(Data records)
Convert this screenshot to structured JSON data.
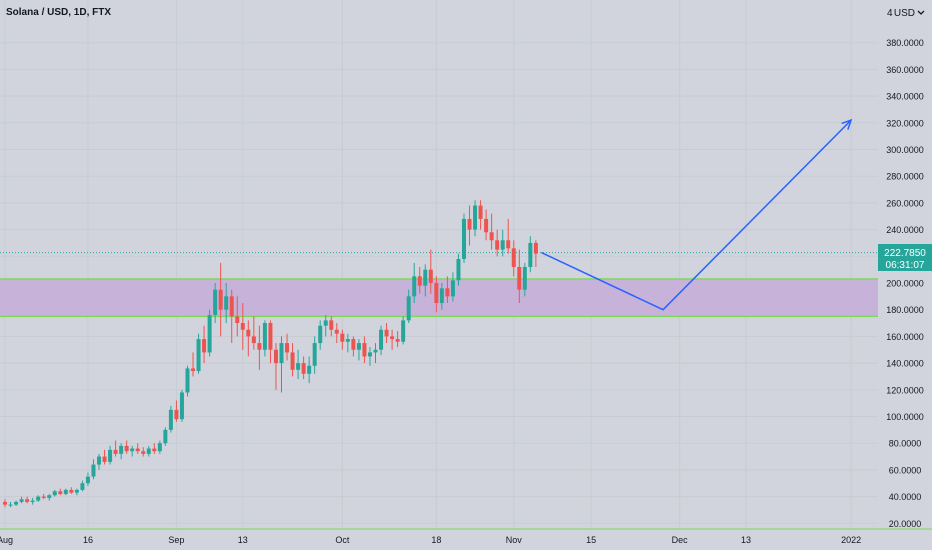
{
  "header": {
    "symbol": "Solana / USD, 1D, FTX",
    "currency": "USD"
  },
  "price_badge": {
    "price": "222.7850",
    "countdown": "06:31:07",
    "color": "#26a69a"
  },
  "colors": {
    "background": "#d1d4dc",
    "up": "#26a69a",
    "down": "#ef5350",
    "zone_fill": "#c7b3da",
    "zone_border": "#7ed957",
    "projection": "#2962ff"
  },
  "chart_data": {
    "type": "candlestick",
    "y_unit": "USD",
    "y_ticks": [
      20,
      40,
      60,
      80,
      100,
      120,
      140,
      160,
      180,
      200,
      220,
      240,
      260,
      280,
      300,
      320,
      340,
      360,
      380
    ],
    "y_tick_labels": [
      "20.0000",
      "40.0000",
      "60.0000",
      "80.0000",
      "100.0000",
      "120.0000",
      "140.0000",
      "160.0000",
      "180.0000",
      "200.0000",
      "220.0000",
      "240.0000",
      "260.0000",
      "280.0000",
      "300.0000",
      "320.0000",
      "340.0000",
      "360.0000",
      "380.0000"
    ],
    "top_partial_label": "4",
    "x_ticks": [
      {
        "label": "Aug",
        "date": "2021-08-01"
      },
      {
        "label": "16",
        "date": "2021-08-16"
      },
      {
        "label": "Sep",
        "date": "2021-09-01"
      },
      {
        "label": "13",
        "date": "2021-09-13"
      },
      {
        "label": "Oct",
        "date": "2021-10-01"
      },
      {
        "label": "18",
        "date": "2021-10-18"
      },
      {
        "label": "Nov",
        "date": "2021-11-01"
      },
      {
        "label": "15",
        "date": "2021-11-15"
      },
      {
        "label": "Dec",
        "date": "2021-12-01"
      },
      {
        "label": "13",
        "date": "2021-12-13"
      },
      {
        "label": "2022",
        "date": "2022-01-01"
      }
    ],
    "start_date": "2021-08-01",
    "ohlc": [
      [
        36,
        38,
        32,
        34
      ],
      [
        34,
        36,
        32,
        34
      ],
      [
        34,
        37,
        33,
        36
      ],
      [
        36,
        40,
        35,
        38
      ],
      [
        38,
        40,
        35,
        36
      ],
      [
        36,
        39,
        34,
        37
      ],
      [
        37,
        41,
        36,
        40
      ],
      [
        40,
        42,
        38,
        39
      ],
      [
        39,
        42,
        37,
        41
      ],
      [
        41,
        45,
        40,
        44
      ],
      [
        44,
        46,
        41,
        42
      ],
      [
        42,
        46,
        41,
        45
      ],
      [
        45,
        47,
        42,
        43
      ],
      [
        43,
        46,
        41,
        45
      ],
      [
        45,
        52,
        44,
        50
      ],
      [
        50,
        58,
        48,
        55
      ],
      [
        55,
        68,
        53,
        64
      ],
      [
        64,
        72,
        60,
        70
      ],
      [
        70,
        75,
        64,
        66
      ],
      [
        66,
        78,
        64,
        75
      ],
      [
        75,
        82,
        70,
        72
      ],
      [
        72,
        80,
        68,
        78
      ],
      [
        78,
        82,
        72,
        74
      ],
      [
        74,
        78,
        70,
        76
      ],
      [
        76,
        80,
        72,
        74
      ],
      [
        74,
        77,
        70,
        72
      ],
      [
        72,
        78,
        70,
        76
      ],
      [
        76,
        80,
        72,
        74
      ],
      [
        74,
        82,
        72,
        80
      ],
      [
        80,
        92,
        78,
        90
      ],
      [
        90,
        108,
        88,
        105
      ],
      [
        105,
        112,
        96,
        98
      ],
      [
        98,
        120,
        96,
        118
      ],
      [
        118,
        138,
        115,
        136
      ],
      [
        136,
        148,
        130,
        134
      ],
      [
        134,
        162,
        132,
        158
      ],
      [
        158,
        168,
        140,
        148
      ],
      [
        148,
        180,
        145,
        176
      ],
      [
        176,
        200,
        170,
        195
      ],
      [
        195,
        215,
        160,
        180
      ],
      [
        180,
        200,
        170,
        190
      ],
      [
        190,
        195,
        155,
        175
      ],
      [
        175,
        190,
        160,
        170
      ],
      [
        170,
        185,
        150,
        165
      ],
      [
        165,
        172,
        145,
        160
      ],
      [
        160,
        175,
        150,
        155
      ],
      [
        155,
        168,
        135,
        150
      ],
      [
        150,
        172,
        145,
        170
      ],
      [
        170,
        172,
        140,
        150
      ],
      [
        150,
        155,
        120,
        140
      ],
      [
        140,
        160,
        118,
        155
      ],
      [
        155,
        162,
        142,
        148
      ],
      [
        148,
        155,
        130,
        135
      ],
      [
        135,
        150,
        128,
        140
      ],
      [
        140,
        145,
        128,
        132
      ],
      [
        132,
        145,
        125,
        138
      ],
      [
        138,
        160,
        132,
        155
      ],
      [
        155,
        172,
        150,
        168
      ],
      [
        168,
        176,
        160,
        172
      ],
      [
        172,
        175,
        160,
        165
      ],
      [
        165,
        170,
        155,
        162
      ],
      [
        162,
        165,
        150,
        156
      ],
      [
        156,
        162,
        148,
        158
      ],
      [
        158,
        160,
        145,
        150
      ],
      [
        150,
        158,
        142,
        155
      ],
      [
        155,
        160,
        140,
        145
      ],
      [
        145,
        152,
        138,
        148
      ],
      [
        148,
        155,
        140,
        150
      ],
      [
        150,
        168,
        146,
        165
      ],
      [
        165,
        170,
        155,
        160
      ],
      [
        160,
        165,
        150,
        158
      ],
      [
        158,
        164,
        152,
        156
      ],
      [
        156,
        175,
        154,
        172
      ],
      [
        172,
        195,
        170,
        190
      ],
      [
        190,
        215,
        185,
        205
      ],
      [
        205,
        212,
        192,
        198
      ],
      [
        198,
        214,
        190,
        210
      ],
      [
        210,
        225,
        192,
        200
      ],
      [
        200,
        205,
        178,
        185
      ],
      [
        185,
        200,
        180,
        196
      ],
      [
        196,
        205,
        185,
        190
      ],
      [
        190,
        208,
        186,
        202
      ],
      [
        202,
        222,
        198,
        218
      ],
      [
        218,
        252,
        215,
        248
      ],
      [
        248,
        258,
        228,
        240
      ],
      [
        240,
        262,
        235,
        258
      ],
      [
        258,
        262,
        240,
        248
      ],
      [
        248,
        255,
        232,
        238
      ],
      [
        238,
        252,
        225,
        232
      ],
      [
        232,
        240,
        220,
        225
      ],
      [
        225,
        240,
        220,
        232
      ],
      [
        232,
        248,
        222,
        226
      ],
      [
        226,
        232,
        205,
        212
      ],
      [
        212,
        225,
        185,
        195
      ],
      [
        195,
        215,
        190,
        212
      ],
      [
        212,
        235,
        208,
        230
      ],
      [
        230,
        232,
        212,
        222
      ]
    ],
    "zone": {
      "low": 175,
      "high": 203
    },
    "current_price": 222.785,
    "projection": [
      {
        "date": "2021-11-06",
        "price": 222.785
      },
      {
        "date": "2021-11-28",
        "price": 180
      },
      {
        "date": "2022-01-01",
        "price": 322
      }
    ]
  }
}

PROBLEM DETAILS ▸
Write the listing above out again exactly, dropping each image.

WRITTEN RESPONSE ▸
Convert this screenshot to structured JSON data.
{
  "header": {
    "symbol": "Solana / USD, 1D, FTX",
    "currency": "USD"
  },
  "price_badge": {
    "price": "222.7850",
    "countdown": "06:31:07",
    "color": "#26a69a"
  },
  "colors": {
    "background": "#d1d4dc",
    "up": "#26a69a",
    "down": "#ef5350",
    "zone_fill": "#c7b3da",
    "zone_border": "#7ed957",
    "projection": "#2962ff"
  },
  "chart_data": {
    "type": "candlestick",
    "y_unit": "USD",
    "y_ticks": [
      20,
      40,
      60,
      80,
      100,
      120,
      140,
      160,
      180,
      200,
      220,
      240,
      260,
      280,
      300,
      320,
      340,
      360,
      380
    ],
    "y_tick_labels": [
      "20.0000",
      "40.0000",
      "60.0000",
      "80.0000",
      "100.0000",
      "120.0000",
      "140.0000",
      "160.0000",
      "180.0000",
      "200.0000",
      "220.0000",
      "240.0000",
      "260.0000",
      "280.0000",
      "300.0000",
      "320.0000",
      "340.0000",
      "360.0000",
      "380.0000"
    ],
    "top_partial_label": "4",
    "x_ticks": [
      {
        "label": "Aug",
        "date": "2021-08-01"
      },
      {
        "label": "16",
        "date": "2021-08-16"
      },
      {
        "label": "Sep",
        "date": "2021-09-01"
      },
      {
        "label": "13",
        "date": "2021-09-13"
      },
      {
        "label": "Oct",
        "date": "2021-10-01"
      },
      {
        "label": "18",
        "date": "2021-10-18"
      },
      {
        "label": "Nov",
        "date": "2021-11-01"
      },
      {
        "label": "15",
        "date": "2021-11-15"
      },
      {
        "label": "Dec",
        "date": "2021-12-01"
      },
      {
        "label": "13",
        "date": "2021-12-13"
      },
      {
        "label": "2022",
        "date": "2022-01-01"
      }
    ],
    "start_date": "2021-08-01",
    "ohlc": [
      [
        36,
        38,
        32,
        34
      ],
      [
        34,
        36,
        32,
        34
      ],
      [
        34,
        37,
        33,
        36
      ],
      [
        36,
        40,
        35,
        38
      ],
      [
        38,
        40,
        35,
        36
      ],
      [
        36,
        39,
        34,
        37
      ],
      [
        37,
        41,
        36,
        40
      ],
      [
        40,
        42,
        38,
        39
      ],
      [
        39,
        42,
        37,
        41
      ],
      [
        41,
        45,
        40,
        44
      ],
      [
        44,
        46,
        41,
        42
      ],
      [
        42,
        46,
        41,
        45
      ],
      [
        45,
        47,
        42,
        43
      ],
      [
        43,
        46,
        41,
        45
      ],
      [
        45,
        52,
        44,
        50
      ],
      [
        50,
        58,
        48,
        55
      ],
      [
        55,
        68,
        53,
        64
      ],
      [
        64,
        72,
        60,
        70
      ],
      [
        70,
        75,
        64,
        66
      ],
      [
        66,
        78,
        64,
        75
      ],
      [
        75,
        82,
        70,
        72
      ],
      [
        72,
        80,
        68,
        78
      ],
      [
        78,
        82,
        72,
        74
      ],
      [
        74,
        78,
        70,
        76
      ],
      [
        76,
        80,
        72,
        74
      ],
      [
        74,
        77,
        70,
        72
      ],
      [
        72,
        78,
        70,
        76
      ],
      [
        76,
        80,
        72,
        74
      ],
      [
        74,
        82,
        72,
        80
      ],
      [
        80,
        92,
        78,
        90
      ],
      [
        90,
        108,
        88,
        105
      ],
      [
        105,
        112,
        96,
        98
      ],
      [
        98,
        120,
        96,
        118
      ],
      [
        118,
        138,
        115,
        136
      ],
      [
        136,
        148,
        130,
        134
      ],
      [
        134,
        162,
        132,
        158
      ],
      [
        158,
        168,
        140,
        148
      ],
      [
        148,
        180,
        145,
        176
      ],
      [
        176,
        200,
        170,
        195
      ],
      [
        195,
        215,
        160,
        180
      ],
      [
        180,
        200,
        170,
        190
      ],
      [
        190,
        195,
        155,
        175
      ],
      [
        175,
        190,
        160,
        170
      ],
      [
        170,
        185,
        150,
        165
      ],
      [
        165,
        172,
        145,
        160
      ],
      [
        160,
        175,
        150,
        155
      ],
      [
        155,
        168,
        135,
        150
      ],
      [
        150,
        172,
        145,
        170
      ],
      [
        170,
        172,
        140,
        150
      ],
      [
        150,
        155,
        120,
        140
      ],
      [
        140,
        160,
        118,
        155
      ],
      [
        155,
        162,
        142,
        148
      ],
      [
        148,
        155,
        130,
        135
      ],
      [
        135,
        150,
        128,
        140
      ],
      [
        140,
        145,
        128,
        132
      ],
      [
        132,
        145,
        125,
        138
      ],
      [
        138,
        160,
        132,
        155
      ],
      [
        155,
        172,
        150,
        168
      ],
      [
        168,
        176,
        160,
        172
      ],
      [
        172,
        175,
        160,
        165
      ],
      [
        165,
        170,
        155,
        162
      ],
      [
        162,
        165,
        150,
        156
      ],
      [
        156,
        162,
        148,
        158
      ],
      [
        158,
        160,
        145,
        150
      ],
      [
        150,
        158,
        142,
        155
      ],
      [
        155,
        160,
        140,
        145
      ],
      [
        145,
        152,
        138,
        148
      ],
      [
        148,
        155,
        140,
        150
      ],
      [
        150,
        168,
        146,
        165
      ],
      [
        165,
        170,
        155,
        160
      ],
      [
        160,
        165,
        150,
        158
      ],
      [
        158,
        164,
        152,
        156
      ],
      [
        156,
        175,
        154,
        172
      ],
      [
        172,
        195,
        170,
        190
      ],
      [
        190,
        215,
        185,
        205
      ],
      [
        205,
        212,
        192,
        198
      ],
      [
        198,
        214,
        190,
        210
      ],
      [
        210,
        225,
        192,
        200
      ],
      [
        200,
        205,
        178,
        185
      ],
      [
        185,
        200,
        180,
        196
      ],
      [
        196,
        205,
        185,
        190
      ],
      [
        190,
        208,
        186,
        202
      ],
      [
        202,
        222,
        198,
        218
      ],
      [
        218,
        252,
        215,
        248
      ],
      [
        248,
        258,
        228,
        240
      ],
      [
        240,
        262,
        235,
        258
      ],
      [
        258,
        262,
        240,
        248
      ],
      [
        248,
        255,
        232,
        238
      ],
      [
        238,
        252,
        225,
        232
      ],
      [
        232,
        240,
        220,
        225
      ],
      [
        225,
        240,
        220,
        232
      ],
      [
        232,
        248,
        222,
        226
      ],
      [
        226,
        232,
        205,
        212
      ],
      [
        212,
        225,
        185,
        195
      ],
      [
        195,
        215,
        190,
        212
      ],
      [
        212,
        235,
        208,
        230
      ],
      [
        230,
        232,
        212,
        222
      ]
    ],
    "zone": {
      "low": 175,
      "high": 203
    },
    "current_price": 222.785,
    "projection": [
      {
        "date": "2021-11-06",
        "price": 222.785
      },
      {
        "date": "2021-11-28",
        "price": 180
      },
      {
        "date": "2022-01-01",
        "price": 322
      }
    ]
  }
}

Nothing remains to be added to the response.